# YOUR INSTRUCTIONS:
Copy out all the records exactly.

# MATERIAL PROVIDED:
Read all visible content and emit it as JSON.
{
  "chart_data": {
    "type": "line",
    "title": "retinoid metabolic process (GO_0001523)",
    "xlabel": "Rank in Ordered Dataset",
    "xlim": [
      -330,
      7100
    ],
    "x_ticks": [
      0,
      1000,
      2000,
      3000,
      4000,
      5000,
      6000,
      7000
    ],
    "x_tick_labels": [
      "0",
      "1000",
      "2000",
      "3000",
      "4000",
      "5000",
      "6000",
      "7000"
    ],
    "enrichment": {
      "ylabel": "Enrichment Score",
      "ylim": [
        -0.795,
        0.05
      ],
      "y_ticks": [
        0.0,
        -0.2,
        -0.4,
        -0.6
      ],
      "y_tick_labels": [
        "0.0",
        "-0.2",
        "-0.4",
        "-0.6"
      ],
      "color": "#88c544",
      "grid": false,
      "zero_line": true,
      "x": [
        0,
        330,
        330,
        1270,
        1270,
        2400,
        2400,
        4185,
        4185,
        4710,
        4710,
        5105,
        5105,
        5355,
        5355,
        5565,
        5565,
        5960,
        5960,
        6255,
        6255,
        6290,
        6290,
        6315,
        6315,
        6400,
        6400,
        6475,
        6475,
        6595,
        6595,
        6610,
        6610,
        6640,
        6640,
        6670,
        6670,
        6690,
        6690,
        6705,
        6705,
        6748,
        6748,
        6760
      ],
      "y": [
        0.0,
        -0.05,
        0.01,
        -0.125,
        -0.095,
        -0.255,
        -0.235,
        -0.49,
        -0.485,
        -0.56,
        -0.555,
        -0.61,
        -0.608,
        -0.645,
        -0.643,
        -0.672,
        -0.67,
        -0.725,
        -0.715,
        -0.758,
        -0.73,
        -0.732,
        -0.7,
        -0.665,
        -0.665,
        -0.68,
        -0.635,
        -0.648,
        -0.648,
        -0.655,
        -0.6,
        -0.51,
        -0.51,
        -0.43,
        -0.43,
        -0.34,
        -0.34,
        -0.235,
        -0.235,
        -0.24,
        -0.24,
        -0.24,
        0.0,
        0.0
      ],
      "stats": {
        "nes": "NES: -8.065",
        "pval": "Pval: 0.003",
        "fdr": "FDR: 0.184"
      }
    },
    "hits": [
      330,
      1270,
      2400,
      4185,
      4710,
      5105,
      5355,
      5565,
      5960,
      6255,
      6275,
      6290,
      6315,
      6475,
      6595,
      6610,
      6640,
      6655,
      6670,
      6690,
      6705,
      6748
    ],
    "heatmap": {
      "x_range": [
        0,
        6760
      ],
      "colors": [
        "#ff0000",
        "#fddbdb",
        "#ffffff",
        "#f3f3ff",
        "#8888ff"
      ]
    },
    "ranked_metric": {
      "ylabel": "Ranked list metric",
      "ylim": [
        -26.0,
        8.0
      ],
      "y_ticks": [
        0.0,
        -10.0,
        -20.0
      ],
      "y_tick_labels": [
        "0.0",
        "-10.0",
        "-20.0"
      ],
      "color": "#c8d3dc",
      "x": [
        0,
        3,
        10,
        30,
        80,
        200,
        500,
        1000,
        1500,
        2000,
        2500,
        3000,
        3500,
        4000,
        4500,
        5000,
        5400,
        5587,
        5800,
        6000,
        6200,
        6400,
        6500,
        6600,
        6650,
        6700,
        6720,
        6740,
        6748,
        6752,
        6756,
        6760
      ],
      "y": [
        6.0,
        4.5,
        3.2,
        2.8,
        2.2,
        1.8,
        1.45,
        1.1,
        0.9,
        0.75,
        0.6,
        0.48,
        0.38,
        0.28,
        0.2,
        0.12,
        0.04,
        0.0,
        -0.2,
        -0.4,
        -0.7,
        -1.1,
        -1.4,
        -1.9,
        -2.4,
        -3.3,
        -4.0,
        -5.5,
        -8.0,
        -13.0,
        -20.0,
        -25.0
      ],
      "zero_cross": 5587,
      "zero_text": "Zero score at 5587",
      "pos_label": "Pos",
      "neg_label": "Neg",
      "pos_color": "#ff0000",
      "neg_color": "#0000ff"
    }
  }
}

# REPLY:
Read all visible content and emit it as JSON.
{
  "chart_data": {
    "type": "line",
    "title": "retinoid metabolic process (GO_0001523)",
    "xlabel": "Rank in Ordered Dataset",
    "xlim": [
      -330,
      7100
    ],
    "x_ticks": [
      0,
      1000,
      2000,
      3000,
      4000,
      5000,
      6000,
      7000
    ],
    "x_tick_labels": [
      "0",
      "1000",
      "2000",
      "3000",
      "4000",
      "5000",
      "6000",
      "7000"
    ],
    "enrichment": {
      "ylabel": "Enrichment Score",
      "ylim": [
        -0.795,
        0.05
      ],
      "y_ticks": [
        0.0,
        -0.2,
        -0.4,
        -0.6
      ],
      "y_tick_labels": [
        "0.0",
        "-0.2",
        "-0.4",
        "-0.6"
      ],
      "color": "#88c544",
      "grid": false,
      "zero_line": true,
      "x": [
        0,
        330,
        330,
        1270,
        1270,
        2400,
        2400,
        4185,
        4185,
        4710,
        4710,
        5105,
        5105,
        5355,
        5355,
        5565,
        5565,
        5960,
        5960,
        6255,
        6255,
        6290,
        6290,
        6315,
        6315,
        6400,
        6400,
        6475,
        6475,
        6595,
        6595,
        6610,
        6610,
        6640,
        6640,
        6670,
        6670,
        6690,
        6690,
        6705,
        6705,
        6748,
        6748,
        6760
      ],
      "y": [
        0.0,
        -0.05,
        0.01,
        -0.125,
        -0.095,
        -0.255,
        -0.235,
        -0.49,
        -0.485,
        -0.56,
        -0.555,
        -0.61,
        -0.608,
        -0.645,
        -0.643,
        -0.672,
        -0.67,
        -0.725,
        -0.715,
        -0.758,
        -0.73,
        -0.732,
        -0.7,
        -0.665,
        -0.665,
        -0.68,
        -0.635,
        -0.648,
        -0.648,
        -0.655,
        -0.6,
        -0.51,
        -0.51,
        -0.43,
        -0.43,
        -0.34,
        -0.34,
        -0.235,
        -0.235,
        -0.24,
        -0.24,
        -0.24,
        0.0,
        0.0
      ],
      "stats": {
        "nes": "NES: -8.065",
        "pval": "Pval: 0.003",
        "fdr": "FDR: 0.184"
      }
    },
    "hits": [
      330,
      1270,
      2400,
      4185,
      4710,
      5105,
      5355,
      5565,
      5960,
      6255,
      6275,
      6290,
      6315,
      6475,
      6595,
      6610,
      6640,
      6655,
      6670,
      6690,
      6705,
      6748
    ],
    "heatmap": {
      "x_range": [
        0,
        6760
      ],
      "colors": [
        "#ff0000",
        "#fddbdb",
        "#ffffff",
        "#f3f3ff",
        "#8888ff"
      ]
    },
    "ranked_metric": {
      "ylabel": "Ranked list metric",
      "ylim": [
        -26.0,
        8.0
      ],
      "y_ticks": [
        0.0,
        -10.0,
        -20.0
      ],
      "y_tick_labels": [
        "0.0",
        "-10.0",
        "-20.0"
      ],
      "color": "#c8d3dc",
      "x": [
        0,
        3,
        10,
        30,
        80,
        200,
        500,
        1000,
        1500,
        2000,
        2500,
        3000,
        3500,
        4000,
        4500,
        5000,
        5400,
        5587,
        5800,
        6000,
        6200,
        6400,
        6500,
        6600,
        6650,
        6700,
        6720,
        6740,
        6748,
        6752,
        6756,
        6760
      ],
      "y": [
        6.0,
        4.5,
        3.2,
        2.8,
        2.2,
        1.8,
        1.45,
        1.1,
        0.9,
        0.75,
        0.6,
        0.48,
        0.38,
        0.28,
        0.2,
        0.12,
        0.04,
        0.0,
        -0.2,
        -0.4,
        -0.7,
        -1.1,
        -1.4,
        -1.9,
        -2.4,
        -3.3,
        -4.0,
        -5.5,
        -8.0,
        -13.0,
        -20.0,
        -25.0
      ],
      "zero_cross": 5587,
      "zero_text": "Zero score at 5587",
      "pos_label": "Pos",
      "neg_label": "Neg",
      "pos_color": "#ff0000",
      "neg_color": "#0000ff"
    }
  }
}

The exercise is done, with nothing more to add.